** START OF RECORDS FOR THE EXERCISE **

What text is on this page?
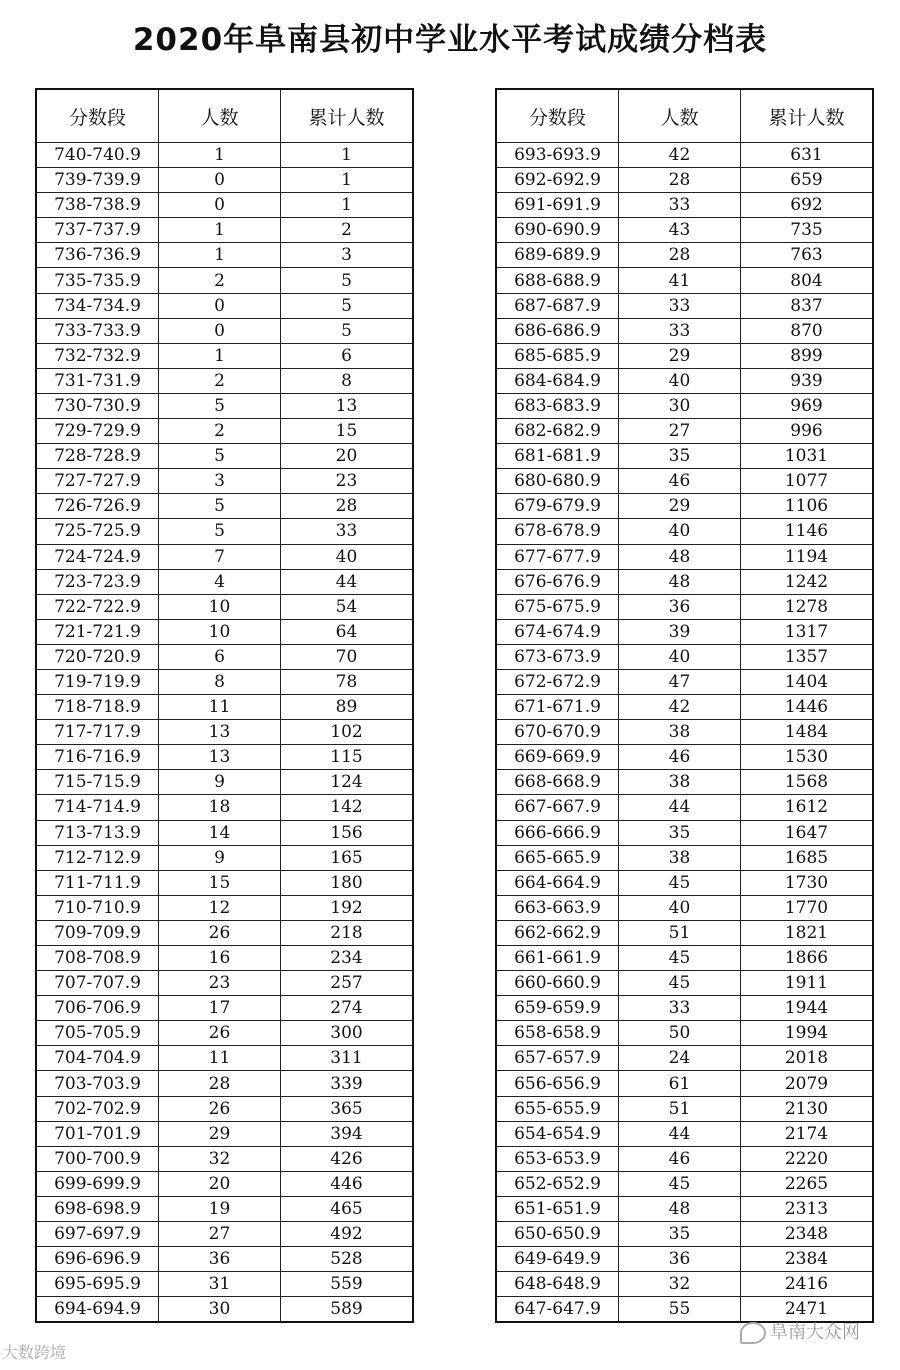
2020年阜南县初中学业水平考试成绩分档表
分数段	人数	累计人数
740-740.9	1	1
739-739.9	0	1
738-738.9	0	1
737-737.9	1	2
736-736.9	1	3
735-735.9	2	5
734-734.9	0	5
733-733.9	0	5
732-732.9	1	6
731-731.9	2	8
730-730.9	5	13
729-729.9	2	15
728-728.9	5	20
727-727.9	3	23
726-726.9	5	28
725-725.9	5	33
724-724.9	7	40
723-723.9	4	44
722-722.9	10	54
721-721.9	10	64
720-720.9	6	70
719-719.9	8	78
718-718.9	11	89
717-717.9	13	102
716-716.9	13	115
715-715.9	9	124
714-714.9	18	142
713-713.9	14	156
712-712.9	9	165
711-711.9	15	180
710-710.9	12	192
709-709.9	26	218
708-708.9	16	234
707-707.9	23	257
706-706.9	17	274
705-705.9	26	300
704-704.9	11	311
703-703.9	28	339
702-702.9	26	365
701-701.9	29	394
700-700.9	32	426
699-699.9	20	446
698-698.9	19	465
697-697.9	27	492
696-696.9	36	528
695-695.9	31	559
694-694.9	30	589
分数段	人数	累计人数
693-693.9	42	631
692-692.9	28	659
691-691.9	33	692
690-690.9	43	735
689-689.9	28	763
688-688.9	41	804
687-687.9	33	837
686-686.9	33	870
685-685.9	29	899
684-684.9	40	939
683-683.9	30	969
682-682.9	27	996
681-681.9	35	1031
680-680.9	46	1077
679-679.9	29	1106
678-678.9	40	1146
677-677.9	48	1194
676-676.9	48	1242
675-675.9	36	1278
674-674.9	39	1317
673-673.9	40	1357
672-672.9	47	1404
671-671.9	42	1446
670-670.9	38	1484
669-669.9	46	1530
668-668.9	38	1568
667-667.9	44	1612
666-666.9	35	1647
665-665.9	38	1685
664-664.9	45	1730
663-663.9	40	1770
662-662.9	51	1821
661-661.9	45	1866
660-660.9	45	1911
659-659.9	33	1944
658-658.9	50	1994
657-657.9	24	2018
656-656.9	61	2079
655-655.9	51	2130
654-654.9	44	2174
653-653.9	46	2220
652-652.9	45	2265
651-651.9	48	2313
650-650.9	35	2348
649-649.9	36	2384
648-648.9	32	2416
647-647.9	55	2471
大数跨境
阜南大众网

** END OF RECORDS FOR THE EXERCISE **

** DO THIS **
Pictures in the records above are not copied; print everything else exactly.

** RESPONSE TO THE TASK **
What text is on this page?
2020年阜南县初中学业水平考试成绩分档表
分数段	人数	累计人数
740-740.9	1	1
739-739.9	0	1
738-738.9	0	1
737-737.9	1	2
736-736.9	1	3
735-735.9	2	5
734-734.9	0	5
733-733.9	0	5
732-732.9	1	6
731-731.9	2	8
730-730.9	5	13
729-729.9	2	15
728-728.9	5	20
727-727.9	3	23
726-726.9	5	28
725-725.9	5	33
724-724.9	7	40
723-723.9	4	44
722-722.9	10	54
721-721.9	10	64
720-720.9	6	70
719-719.9	8	78
718-718.9	11	89
717-717.9	13	102
716-716.9	13	115
715-715.9	9	124
714-714.9	18	142
713-713.9	14	156
712-712.9	9	165
711-711.9	15	180
710-710.9	12	192
709-709.9	26	218
708-708.9	16	234
707-707.9	23	257
706-706.9	17	274
705-705.9	26	300
704-704.9	11	311
703-703.9	28	339
702-702.9	26	365
701-701.9	29	394
700-700.9	32	426
699-699.9	20	446
698-698.9	19	465
697-697.9	27	492
696-696.9	36	528
695-695.9	31	559
694-694.9	30	589
分数段	人数	累计人数
693-693.9	42	631
692-692.9	28	659
691-691.9	33	692
690-690.9	43	735
689-689.9	28	763
688-688.9	41	804
687-687.9	33	837
686-686.9	33	870
685-685.9	29	899
684-684.9	40	939
683-683.9	30	969
682-682.9	27	996
681-681.9	35	1031
680-680.9	46	1077
679-679.9	29	1106
678-678.9	40	1146
677-677.9	48	1194
676-676.9	48	1242
675-675.9	36	1278
674-674.9	39	1317
673-673.9	40	1357
672-672.9	47	1404
671-671.9	42	1446
670-670.9	38	1484
669-669.9	46	1530
668-668.9	38	1568
667-667.9	44	1612
666-666.9	35	1647
665-665.9	38	1685
664-664.9	45	1730
663-663.9	40	1770
662-662.9	51	1821
661-661.9	45	1866
660-660.9	45	1911
659-659.9	33	1944
658-658.9	50	1994
657-657.9	24	2018
656-656.9	61	2079
655-655.9	51	2130
654-654.9	44	2174
653-653.9	46	2220
652-652.9	45	2265
651-651.9	48	2313
650-650.9	35	2348
649-649.9	36	2384
648-648.9	32	2416
647-647.9	55	2471
大数跨境
阜南大众网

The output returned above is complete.